**WHAT IS EXPECTED**
Copy each line below that contains "folder".

----- DATASET RECORDS

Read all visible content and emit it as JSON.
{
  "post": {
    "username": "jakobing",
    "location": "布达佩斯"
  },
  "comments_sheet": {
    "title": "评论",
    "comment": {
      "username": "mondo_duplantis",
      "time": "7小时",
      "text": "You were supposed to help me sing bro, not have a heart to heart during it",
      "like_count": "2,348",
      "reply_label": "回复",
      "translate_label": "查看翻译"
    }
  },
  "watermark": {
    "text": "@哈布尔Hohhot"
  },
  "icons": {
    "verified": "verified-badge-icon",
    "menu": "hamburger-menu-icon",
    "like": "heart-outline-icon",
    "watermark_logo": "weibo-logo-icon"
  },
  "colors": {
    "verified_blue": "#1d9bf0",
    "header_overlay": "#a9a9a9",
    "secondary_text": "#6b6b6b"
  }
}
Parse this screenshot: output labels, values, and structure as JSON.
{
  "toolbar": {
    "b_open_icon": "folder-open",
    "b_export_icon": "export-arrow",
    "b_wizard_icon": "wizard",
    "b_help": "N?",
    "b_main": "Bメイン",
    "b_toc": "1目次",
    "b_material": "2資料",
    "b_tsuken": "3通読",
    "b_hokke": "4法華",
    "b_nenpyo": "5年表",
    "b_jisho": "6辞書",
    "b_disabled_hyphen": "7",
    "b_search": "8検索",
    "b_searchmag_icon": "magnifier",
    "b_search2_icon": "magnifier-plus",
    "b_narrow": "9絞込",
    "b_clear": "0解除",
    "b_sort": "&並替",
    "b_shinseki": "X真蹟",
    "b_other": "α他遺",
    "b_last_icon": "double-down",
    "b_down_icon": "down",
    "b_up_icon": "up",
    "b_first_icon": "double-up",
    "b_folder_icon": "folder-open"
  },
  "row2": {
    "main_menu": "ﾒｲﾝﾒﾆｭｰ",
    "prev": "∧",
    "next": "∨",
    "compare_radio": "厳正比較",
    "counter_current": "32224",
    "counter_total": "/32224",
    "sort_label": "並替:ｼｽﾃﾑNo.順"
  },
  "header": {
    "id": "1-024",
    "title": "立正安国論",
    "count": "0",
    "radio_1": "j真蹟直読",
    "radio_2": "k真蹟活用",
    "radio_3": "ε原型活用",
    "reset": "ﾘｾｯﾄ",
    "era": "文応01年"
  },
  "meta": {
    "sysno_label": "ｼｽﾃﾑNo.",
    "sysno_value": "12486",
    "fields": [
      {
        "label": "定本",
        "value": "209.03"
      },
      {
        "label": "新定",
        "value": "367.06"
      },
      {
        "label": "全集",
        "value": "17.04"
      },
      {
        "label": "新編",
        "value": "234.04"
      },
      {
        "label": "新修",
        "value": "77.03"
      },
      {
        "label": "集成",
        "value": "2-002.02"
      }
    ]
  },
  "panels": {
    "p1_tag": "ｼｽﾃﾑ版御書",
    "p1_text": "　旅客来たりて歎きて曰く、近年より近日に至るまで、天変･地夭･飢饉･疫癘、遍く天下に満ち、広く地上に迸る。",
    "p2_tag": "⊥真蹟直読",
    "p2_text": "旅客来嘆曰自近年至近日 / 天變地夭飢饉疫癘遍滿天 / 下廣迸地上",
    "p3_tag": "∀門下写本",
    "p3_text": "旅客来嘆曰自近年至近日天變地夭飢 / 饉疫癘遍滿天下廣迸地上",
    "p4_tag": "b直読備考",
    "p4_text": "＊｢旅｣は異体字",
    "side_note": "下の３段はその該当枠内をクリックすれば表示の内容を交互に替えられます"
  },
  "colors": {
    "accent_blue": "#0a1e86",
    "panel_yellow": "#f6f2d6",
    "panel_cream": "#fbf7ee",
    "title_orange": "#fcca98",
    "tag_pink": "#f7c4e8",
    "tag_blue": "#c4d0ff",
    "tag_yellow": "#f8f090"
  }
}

----------

**EXERCISE OUTPUT**
    "b_open_icon": "folder-open",
    "b_folder_icon": "folder-open"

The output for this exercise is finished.